## Begin Records to process

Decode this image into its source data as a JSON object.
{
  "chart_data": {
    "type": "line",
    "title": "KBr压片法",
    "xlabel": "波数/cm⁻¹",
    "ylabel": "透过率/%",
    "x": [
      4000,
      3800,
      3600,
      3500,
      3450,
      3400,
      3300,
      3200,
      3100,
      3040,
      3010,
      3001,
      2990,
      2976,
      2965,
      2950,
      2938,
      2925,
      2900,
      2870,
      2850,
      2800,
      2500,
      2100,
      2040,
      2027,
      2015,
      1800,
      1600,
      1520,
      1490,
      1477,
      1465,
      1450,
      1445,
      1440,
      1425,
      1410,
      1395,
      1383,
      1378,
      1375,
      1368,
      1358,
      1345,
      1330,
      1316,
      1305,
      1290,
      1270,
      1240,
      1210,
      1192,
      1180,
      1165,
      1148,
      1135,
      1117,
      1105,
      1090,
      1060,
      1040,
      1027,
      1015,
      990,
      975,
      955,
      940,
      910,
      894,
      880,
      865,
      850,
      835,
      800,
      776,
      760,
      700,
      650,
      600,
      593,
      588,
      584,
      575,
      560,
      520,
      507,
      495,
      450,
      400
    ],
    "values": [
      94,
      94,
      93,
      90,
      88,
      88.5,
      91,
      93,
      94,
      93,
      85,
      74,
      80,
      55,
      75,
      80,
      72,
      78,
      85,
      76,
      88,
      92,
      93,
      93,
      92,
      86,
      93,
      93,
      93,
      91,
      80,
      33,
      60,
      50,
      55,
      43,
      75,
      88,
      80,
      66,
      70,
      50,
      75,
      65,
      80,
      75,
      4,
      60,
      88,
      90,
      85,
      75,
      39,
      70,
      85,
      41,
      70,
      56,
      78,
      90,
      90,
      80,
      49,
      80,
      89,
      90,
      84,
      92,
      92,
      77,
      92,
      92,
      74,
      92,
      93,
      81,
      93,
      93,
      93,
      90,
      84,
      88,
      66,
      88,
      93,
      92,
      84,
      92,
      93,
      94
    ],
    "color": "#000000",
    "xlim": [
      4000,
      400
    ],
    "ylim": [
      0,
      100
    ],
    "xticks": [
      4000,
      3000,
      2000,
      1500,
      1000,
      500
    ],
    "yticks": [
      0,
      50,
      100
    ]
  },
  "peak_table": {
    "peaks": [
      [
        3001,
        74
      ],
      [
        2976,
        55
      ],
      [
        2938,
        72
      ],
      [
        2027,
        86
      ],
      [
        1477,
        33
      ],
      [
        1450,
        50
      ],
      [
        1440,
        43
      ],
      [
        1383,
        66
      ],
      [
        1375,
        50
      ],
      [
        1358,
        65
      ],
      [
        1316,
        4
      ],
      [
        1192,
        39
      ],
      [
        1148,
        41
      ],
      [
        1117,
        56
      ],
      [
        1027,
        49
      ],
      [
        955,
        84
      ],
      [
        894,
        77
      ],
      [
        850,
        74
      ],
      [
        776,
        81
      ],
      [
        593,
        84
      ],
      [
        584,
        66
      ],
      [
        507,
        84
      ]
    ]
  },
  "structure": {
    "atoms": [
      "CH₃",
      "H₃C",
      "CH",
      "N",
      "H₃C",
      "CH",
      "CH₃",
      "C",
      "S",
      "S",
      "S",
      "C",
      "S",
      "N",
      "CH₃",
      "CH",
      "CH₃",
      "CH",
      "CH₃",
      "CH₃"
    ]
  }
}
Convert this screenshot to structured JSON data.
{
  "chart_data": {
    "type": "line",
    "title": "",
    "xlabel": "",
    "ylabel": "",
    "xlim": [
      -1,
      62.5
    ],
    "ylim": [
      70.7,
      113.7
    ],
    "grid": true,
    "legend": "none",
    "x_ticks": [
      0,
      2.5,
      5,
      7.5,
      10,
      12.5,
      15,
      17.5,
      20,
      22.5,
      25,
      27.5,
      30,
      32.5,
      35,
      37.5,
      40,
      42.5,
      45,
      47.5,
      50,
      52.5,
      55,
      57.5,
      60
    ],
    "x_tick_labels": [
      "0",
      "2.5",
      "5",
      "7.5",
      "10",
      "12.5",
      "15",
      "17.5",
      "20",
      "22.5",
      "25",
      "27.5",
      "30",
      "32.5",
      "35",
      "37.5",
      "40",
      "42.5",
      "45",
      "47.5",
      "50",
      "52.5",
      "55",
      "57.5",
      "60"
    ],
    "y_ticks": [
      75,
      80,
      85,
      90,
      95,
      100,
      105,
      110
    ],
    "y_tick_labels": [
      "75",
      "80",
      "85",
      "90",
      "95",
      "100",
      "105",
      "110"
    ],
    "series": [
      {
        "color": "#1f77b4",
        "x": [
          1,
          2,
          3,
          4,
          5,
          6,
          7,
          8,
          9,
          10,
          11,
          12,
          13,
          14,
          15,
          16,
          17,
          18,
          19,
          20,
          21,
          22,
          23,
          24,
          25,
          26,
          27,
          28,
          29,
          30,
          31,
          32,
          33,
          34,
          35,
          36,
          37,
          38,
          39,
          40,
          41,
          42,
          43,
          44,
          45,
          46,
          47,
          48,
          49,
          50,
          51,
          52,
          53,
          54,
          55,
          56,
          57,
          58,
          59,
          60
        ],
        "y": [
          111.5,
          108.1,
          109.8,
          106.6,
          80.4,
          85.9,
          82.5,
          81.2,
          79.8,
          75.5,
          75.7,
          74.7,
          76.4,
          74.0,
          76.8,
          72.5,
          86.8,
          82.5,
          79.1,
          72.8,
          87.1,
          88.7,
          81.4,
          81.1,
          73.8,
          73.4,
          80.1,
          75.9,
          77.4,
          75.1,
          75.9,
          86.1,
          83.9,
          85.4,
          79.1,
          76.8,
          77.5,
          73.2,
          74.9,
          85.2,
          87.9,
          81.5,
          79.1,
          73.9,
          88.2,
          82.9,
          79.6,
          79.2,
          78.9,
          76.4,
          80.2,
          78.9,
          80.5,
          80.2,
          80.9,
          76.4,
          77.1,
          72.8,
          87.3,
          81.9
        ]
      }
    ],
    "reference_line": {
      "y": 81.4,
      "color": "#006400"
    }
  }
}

## End Records to process

What this task involves:
Copy every line of the listing that includes the string "color".

Task answer:
    "color": "#000000",
        "color": "#1f77b4",
      "color": "#006400"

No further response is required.